**YOUR TASK**
Transcribe every line, keeping it exact.

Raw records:
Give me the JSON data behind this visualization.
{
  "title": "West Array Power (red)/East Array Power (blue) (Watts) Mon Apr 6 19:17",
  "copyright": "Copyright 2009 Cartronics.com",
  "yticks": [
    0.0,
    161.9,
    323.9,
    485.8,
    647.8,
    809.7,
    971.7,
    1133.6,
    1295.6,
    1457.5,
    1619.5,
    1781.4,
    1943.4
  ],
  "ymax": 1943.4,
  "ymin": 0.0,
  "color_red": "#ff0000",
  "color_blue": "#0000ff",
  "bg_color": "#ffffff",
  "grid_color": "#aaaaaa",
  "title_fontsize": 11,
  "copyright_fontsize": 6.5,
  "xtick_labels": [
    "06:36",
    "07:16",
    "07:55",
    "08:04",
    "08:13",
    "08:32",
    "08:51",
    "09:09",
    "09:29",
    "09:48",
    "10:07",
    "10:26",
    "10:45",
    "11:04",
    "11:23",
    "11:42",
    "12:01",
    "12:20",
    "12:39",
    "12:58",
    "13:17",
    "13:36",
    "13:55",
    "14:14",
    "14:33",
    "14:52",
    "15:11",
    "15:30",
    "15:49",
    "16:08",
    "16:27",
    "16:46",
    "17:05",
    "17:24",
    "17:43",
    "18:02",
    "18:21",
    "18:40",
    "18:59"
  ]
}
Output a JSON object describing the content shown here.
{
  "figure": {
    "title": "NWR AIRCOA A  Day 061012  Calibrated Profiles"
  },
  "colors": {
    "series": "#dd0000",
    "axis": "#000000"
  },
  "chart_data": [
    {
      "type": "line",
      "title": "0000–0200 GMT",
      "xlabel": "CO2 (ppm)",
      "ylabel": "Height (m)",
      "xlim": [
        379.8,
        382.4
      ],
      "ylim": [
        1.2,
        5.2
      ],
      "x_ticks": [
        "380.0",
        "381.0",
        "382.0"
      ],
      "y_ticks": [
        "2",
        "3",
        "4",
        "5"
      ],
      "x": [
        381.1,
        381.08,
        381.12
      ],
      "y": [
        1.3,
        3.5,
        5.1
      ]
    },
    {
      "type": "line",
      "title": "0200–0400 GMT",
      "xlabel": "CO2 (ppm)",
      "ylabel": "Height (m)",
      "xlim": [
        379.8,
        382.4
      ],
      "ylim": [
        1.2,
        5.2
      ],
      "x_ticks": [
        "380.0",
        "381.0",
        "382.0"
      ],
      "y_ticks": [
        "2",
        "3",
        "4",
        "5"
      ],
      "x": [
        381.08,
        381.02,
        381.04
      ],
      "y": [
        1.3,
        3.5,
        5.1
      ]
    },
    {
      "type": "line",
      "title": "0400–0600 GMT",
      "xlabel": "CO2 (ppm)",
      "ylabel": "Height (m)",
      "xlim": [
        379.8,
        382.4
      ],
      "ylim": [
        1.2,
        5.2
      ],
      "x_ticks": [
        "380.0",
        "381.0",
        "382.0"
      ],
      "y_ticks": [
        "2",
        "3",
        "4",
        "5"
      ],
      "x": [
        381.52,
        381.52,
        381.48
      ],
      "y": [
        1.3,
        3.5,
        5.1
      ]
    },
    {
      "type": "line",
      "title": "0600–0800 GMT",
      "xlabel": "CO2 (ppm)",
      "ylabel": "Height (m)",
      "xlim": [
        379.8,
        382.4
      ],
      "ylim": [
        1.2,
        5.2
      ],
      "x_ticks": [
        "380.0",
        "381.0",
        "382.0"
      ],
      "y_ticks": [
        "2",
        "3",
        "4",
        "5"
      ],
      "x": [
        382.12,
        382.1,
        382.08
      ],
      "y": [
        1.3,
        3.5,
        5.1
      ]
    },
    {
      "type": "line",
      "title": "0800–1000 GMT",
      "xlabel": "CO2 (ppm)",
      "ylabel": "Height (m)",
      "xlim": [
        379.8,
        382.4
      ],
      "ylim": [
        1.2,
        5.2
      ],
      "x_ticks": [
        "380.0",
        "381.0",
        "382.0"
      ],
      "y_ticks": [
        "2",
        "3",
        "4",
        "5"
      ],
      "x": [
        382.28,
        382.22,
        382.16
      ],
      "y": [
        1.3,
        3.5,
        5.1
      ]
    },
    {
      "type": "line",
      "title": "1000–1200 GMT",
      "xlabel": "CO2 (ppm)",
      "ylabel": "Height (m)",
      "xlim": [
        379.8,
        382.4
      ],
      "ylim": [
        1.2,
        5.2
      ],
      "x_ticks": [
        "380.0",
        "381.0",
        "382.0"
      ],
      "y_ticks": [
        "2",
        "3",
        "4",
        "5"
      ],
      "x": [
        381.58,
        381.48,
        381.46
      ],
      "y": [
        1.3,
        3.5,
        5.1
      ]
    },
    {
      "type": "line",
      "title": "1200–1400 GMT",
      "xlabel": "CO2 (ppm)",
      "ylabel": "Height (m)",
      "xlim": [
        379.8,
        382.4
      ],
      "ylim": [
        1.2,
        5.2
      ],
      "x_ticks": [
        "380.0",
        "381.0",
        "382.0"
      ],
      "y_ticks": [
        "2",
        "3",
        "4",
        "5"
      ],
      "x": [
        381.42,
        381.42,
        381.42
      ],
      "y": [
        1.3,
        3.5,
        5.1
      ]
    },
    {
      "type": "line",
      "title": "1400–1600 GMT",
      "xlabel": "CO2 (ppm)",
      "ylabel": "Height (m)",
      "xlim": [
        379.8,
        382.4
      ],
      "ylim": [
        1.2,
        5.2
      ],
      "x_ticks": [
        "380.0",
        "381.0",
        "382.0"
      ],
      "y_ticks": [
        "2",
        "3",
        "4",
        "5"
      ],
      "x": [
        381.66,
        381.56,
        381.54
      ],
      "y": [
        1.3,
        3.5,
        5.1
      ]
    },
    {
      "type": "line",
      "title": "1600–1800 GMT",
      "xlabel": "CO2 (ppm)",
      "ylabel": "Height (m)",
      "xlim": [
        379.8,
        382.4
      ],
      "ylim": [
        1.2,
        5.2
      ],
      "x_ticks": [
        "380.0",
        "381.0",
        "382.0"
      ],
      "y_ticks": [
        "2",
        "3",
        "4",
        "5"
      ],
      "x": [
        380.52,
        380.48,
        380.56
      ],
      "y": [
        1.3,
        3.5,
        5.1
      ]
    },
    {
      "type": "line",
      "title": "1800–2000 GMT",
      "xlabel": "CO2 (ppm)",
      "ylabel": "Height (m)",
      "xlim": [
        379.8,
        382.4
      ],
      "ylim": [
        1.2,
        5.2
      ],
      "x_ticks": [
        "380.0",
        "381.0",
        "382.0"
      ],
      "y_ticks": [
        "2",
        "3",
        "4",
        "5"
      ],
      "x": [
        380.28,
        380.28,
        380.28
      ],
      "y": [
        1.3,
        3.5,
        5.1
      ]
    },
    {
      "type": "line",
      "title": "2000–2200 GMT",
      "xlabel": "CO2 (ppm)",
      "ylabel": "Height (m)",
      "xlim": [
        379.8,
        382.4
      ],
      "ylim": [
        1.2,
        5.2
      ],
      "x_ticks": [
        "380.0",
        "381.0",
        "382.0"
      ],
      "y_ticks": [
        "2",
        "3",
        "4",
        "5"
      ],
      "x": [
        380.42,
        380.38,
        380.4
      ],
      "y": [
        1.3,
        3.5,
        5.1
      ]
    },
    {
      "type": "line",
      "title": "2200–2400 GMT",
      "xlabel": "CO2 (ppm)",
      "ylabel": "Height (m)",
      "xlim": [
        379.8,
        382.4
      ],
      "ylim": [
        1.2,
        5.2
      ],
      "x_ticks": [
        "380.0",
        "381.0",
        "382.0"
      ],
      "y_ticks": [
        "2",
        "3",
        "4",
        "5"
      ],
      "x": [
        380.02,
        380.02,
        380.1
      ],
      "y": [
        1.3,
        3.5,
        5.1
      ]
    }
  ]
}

**RESPONSE TO THE EXERCISE**
Give me the JSON data behind this visualization.
{
  "title": "West Array Power (red)/East Array Power (blue) (Watts) Mon Apr 6 19:17",
  "copyright": "Copyright 2009 Cartronics.com",
  "yticks": [
    0.0,
    161.9,
    323.9,
    485.8,
    647.8,
    809.7,
    971.7,
    1133.6,
    1295.6,
    1457.5,
    1619.5,
    1781.4,
    1943.4
  ],
  "ymax": 1943.4,
  "ymin": 0.0,
  "color_red": "#ff0000",
  "color_blue": "#0000ff",
  "bg_color": "#ffffff",
  "grid_color": "#aaaaaa",
  "title_fontsize": 11,
  "copyright_fontsize": 6.5,
  "xtick_labels": [
    "06:36",
    "07:16",
    "07:55",
    "08:04",
    "08:13",
    "08:32",
    "08:51",
    "09:09",
    "09:29",
    "09:48",
    "10:07",
    "10:26",
    "10:45",
    "11:04",
    "11:23",
    "11:42",
    "12:01",
    "12:20",
    "12:39",
    "12:58",
    "13:17",
    "13:36",
    "13:55",
    "14:14",
    "14:33",
    "14:52",
    "15:11",
    "15:30",
    "15:49",
    "16:08",
    "16:27",
    "16:46",
    "17:05",
    "17:24",
    "17:43",
    "18:02",
    "18:21",
    "18:40",
    "18:59"
  ]
}
Output a JSON object describing the content shown here.
{
  "figure": {
    "title": "NWR AIRCOA A  Day 061012  Calibrated Profiles"
  },
  "colors": {
    "series": "#dd0000",
    "axis": "#000000"
  },
  "chart_data": [
    {
      "type": "line",
      "title": "0000–0200 GMT",
      "xlabel": "CO2 (ppm)",
      "ylabel": "Height (m)",
      "xlim": [
        379.8,
        382.4
      ],
      "ylim": [
        1.2,
        5.2
      ],
      "x_ticks": [
        "380.0",
        "381.0",
        "382.0"
      ],
      "y_ticks": [
        "2",
        "3",
        "4",
        "5"
      ],
      "x": [
        381.1,
        381.08,
        381.12
      ],
      "y": [
        1.3,
        3.5,
        5.1
      ]
    },
    {
      "type": "line",
      "title": "0200–0400 GMT",
      "xlabel": "CO2 (ppm)",
      "ylabel": "Height (m)",
      "xlim": [
        379.8,
        382.4
      ],
      "ylim": [
        1.2,
        5.2
      ],
      "x_ticks": [
        "380.0",
        "381.0",
        "382.0"
      ],
      "y_ticks": [
        "2",
        "3",
        "4",
        "5"
      ],
      "x": [
        381.08,
        381.02,
        381.04
      ],
      "y": [
        1.3,
        3.5,
        5.1
      ]
    },
    {
      "type": "line",
      "title": "0400–0600 GMT",
      "xlabel": "CO2 (ppm)",
      "ylabel": "Height (m)",
      "xlim": [
        379.8,
        382.4
      ],
      "ylim": [
        1.2,
        5.2
      ],
      "x_ticks": [
        "380.0",
        "381.0",
        "382.0"
      ],
      "y_ticks": [
        "2",
        "3",
        "4",
        "5"
      ],
      "x": [
        381.52,
        381.52,
        381.48
      ],
      "y": [
        1.3,
        3.5,
        5.1
      ]
    },
    {
      "type": "line",
      "title": "0600–0800 GMT",
      "xlabel": "CO2 (ppm)",
      "ylabel": "Height (m)",
      "xlim": [
        379.8,
        382.4
      ],
      "ylim": [
        1.2,
        5.2
      ],
      "x_ticks": [
        "380.0",
        "381.0",
        "382.0"
      ],
      "y_ticks": [
        "2",
        "3",
        "4",
        "5"
      ],
      "x": [
        382.12,
        382.1,
        382.08
      ],
      "y": [
        1.3,
        3.5,
        5.1
      ]
    },
    {
      "type": "line",
      "title": "0800–1000 GMT",
      "xlabel": "CO2 (ppm)",
      "ylabel": "Height (m)",
      "xlim": [
        379.8,
        382.4
      ],
      "ylim": [
        1.2,
        5.2
      ],
      "x_ticks": [
        "380.0",
        "381.0",
        "382.0"
      ],
      "y_ticks": [
        "2",
        "3",
        "4",
        "5"
      ],
      "x": [
        382.28,
        382.22,
        382.16
      ],
      "y": [
        1.3,
        3.5,
        5.1
      ]
    },
    {
      "type": "line",
      "title": "1000–1200 GMT",
      "xlabel": "CO2 (ppm)",
      "ylabel": "Height (m)",
      "xlim": [
        379.8,
        382.4
      ],
      "ylim": [
        1.2,
        5.2
      ],
      "x_ticks": [
        "380.0",
        "381.0",
        "382.0"
      ],
      "y_ticks": [
        "2",
        "3",
        "4",
        "5"
      ],
      "x": [
        381.58,
        381.48,
        381.46
      ],
      "y": [
        1.3,
        3.5,
        5.1
      ]
    },
    {
      "type": "line",
      "title": "1200–1400 GMT",
      "xlabel": "CO2 (ppm)",
      "ylabel": "Height (m)",
      "xlim": [
        379.8,
        382.4
      ],
      "ylim": [
        1.2,
        5.2
      ],
      "x_ticks": [
        "380.0",
        "381.0",
        "382.0"
      ],
      "y_ticks": [
        "2",
        "3",
        "4",
        "5"
      ],
      "x": [
        381.42,
        381.42,
        381.42
      ],
      "y": [
        1.3,
        3.5,
        5.1
      ]
    },
    {
      "type": "line",
      "title": "1400–1600 GMT",
      "xlabel": "CO2 (ppm)",
      "ylabel": "Height (m)",
      "xlim": [
        379.8,
        382.4
      ],
      "ylim": [
        1.2,
        5.2
      ],
      "x_ticks": [
        "380.0",
        "381.0",
        "382.0"
      ],
      "y_ticks": [
        "2",
        "3",
        "4",
        "5"
      ],
      "x": [
        381.66,
        381.56,
        381.54
      ],
      "y": [
        1.3,
        3.5,
        5.1
      ]
    },
    {
      "type": "line",
      "title": "1600–1800 GMT",
      "xlabel": "CO2 (ppm)",
      "ylabel": "Height (m)",
      "xlim": [
        379.8,
        382.4
      ],
      "ylim": [
        1.2,
        5.2
      ],
      "x_ticks": [
        "380.0",
        "381.0",
        "382.0"
      ],
      "y_ticks": [
        "2",
        "3",
        "4",
        "5"
      ],
      "x": [
        380.52,
        380.48,
        380.56
      ],
      "y": [
        1.3,
        3.5,
        5.1
      ]
    },
    {
      "type": "line",
      "title": "1800–2000 GMT",
      "xlabel": "CO2 (ppm)",
      "ylabel": "Height (m)",
      "xlim": [
        379.8,
        382.4
      ],
      "ylim": [
        1.2,
        5.2
      ],
      "x_ticks": [
        "380.0",
        "381.0",
        "382.0"
      ],
      "y_ticks": [
        "2",
        "3",
        "4",
        "5"
      ],
      "x": [
        380.28,
        380.28,
        380.28
      ],
      "y": [
        1.3,
        3.5,
        5.1
      ]
    },
    {
      "type": "line",
      "title": "2000–2200 GMT",
      "xlabel": "CO2 (ppm)",
      "ylabel": "Height (m)",
      "xlim": [
        379.8,
        382.4
      ],
      "ylim": [
        1.2,
        5.2
      ],
      "x_ticks": [
        "380.0",
        "381.0",
        "382.0"
      ],
      "y_ticks": [
        "2",
        "3",
        "4",
        "5"
      ],
      "x": [
        380.42,
        380.38,
        380.4
      ],
      "y": [
        1.3,
        3.5,
        5.1
      ]
    },
    {
      "type": "line",
      "title": "2200–2400 GMT",
      "xlabel": "CO2 (ppm)",
      "ylabel": "Height (m)",
      "xlim": [
        379.8,
        382.4
      ],
      "ylim": [
        1.2,
        5.2
      ],
      "x_ticks": [
        "380.0",
        "381.0",
        "382.0"
      ],
      "y_ticks": [
        "2",
        "3",
        "4",
        "5"
      ],
      "x": [
        380.02,
        380.02,
        380.1
      ],
      "y": [
        1.3,
        3.5,
        5.1
      ]
    }
  ]
}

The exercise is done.